Set exercise: From the entries below, count the lines with "tuturor". Write only the count.

Stored rows:

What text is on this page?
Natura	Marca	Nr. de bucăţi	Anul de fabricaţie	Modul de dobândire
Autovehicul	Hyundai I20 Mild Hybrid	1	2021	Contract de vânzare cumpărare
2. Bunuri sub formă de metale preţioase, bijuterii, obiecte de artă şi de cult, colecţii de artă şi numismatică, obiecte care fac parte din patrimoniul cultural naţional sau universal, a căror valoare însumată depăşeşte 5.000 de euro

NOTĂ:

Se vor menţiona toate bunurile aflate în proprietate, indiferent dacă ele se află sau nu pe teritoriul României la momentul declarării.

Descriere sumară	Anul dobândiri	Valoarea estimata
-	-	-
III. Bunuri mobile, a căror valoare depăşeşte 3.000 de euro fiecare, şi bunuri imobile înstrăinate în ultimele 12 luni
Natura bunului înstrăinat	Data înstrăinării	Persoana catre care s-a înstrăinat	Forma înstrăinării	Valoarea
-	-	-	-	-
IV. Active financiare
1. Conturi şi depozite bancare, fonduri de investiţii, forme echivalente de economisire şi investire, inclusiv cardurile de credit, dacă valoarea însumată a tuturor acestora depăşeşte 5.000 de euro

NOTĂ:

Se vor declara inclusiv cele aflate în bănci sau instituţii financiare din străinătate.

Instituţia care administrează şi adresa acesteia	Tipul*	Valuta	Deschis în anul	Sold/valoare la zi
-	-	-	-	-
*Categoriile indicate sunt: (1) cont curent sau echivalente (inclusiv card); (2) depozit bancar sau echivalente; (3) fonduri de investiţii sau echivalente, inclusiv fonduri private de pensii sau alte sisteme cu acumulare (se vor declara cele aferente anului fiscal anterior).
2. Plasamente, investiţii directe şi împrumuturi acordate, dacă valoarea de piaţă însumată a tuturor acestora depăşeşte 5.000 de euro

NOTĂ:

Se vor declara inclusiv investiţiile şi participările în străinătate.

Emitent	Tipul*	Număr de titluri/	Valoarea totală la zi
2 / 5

Problem solution: 2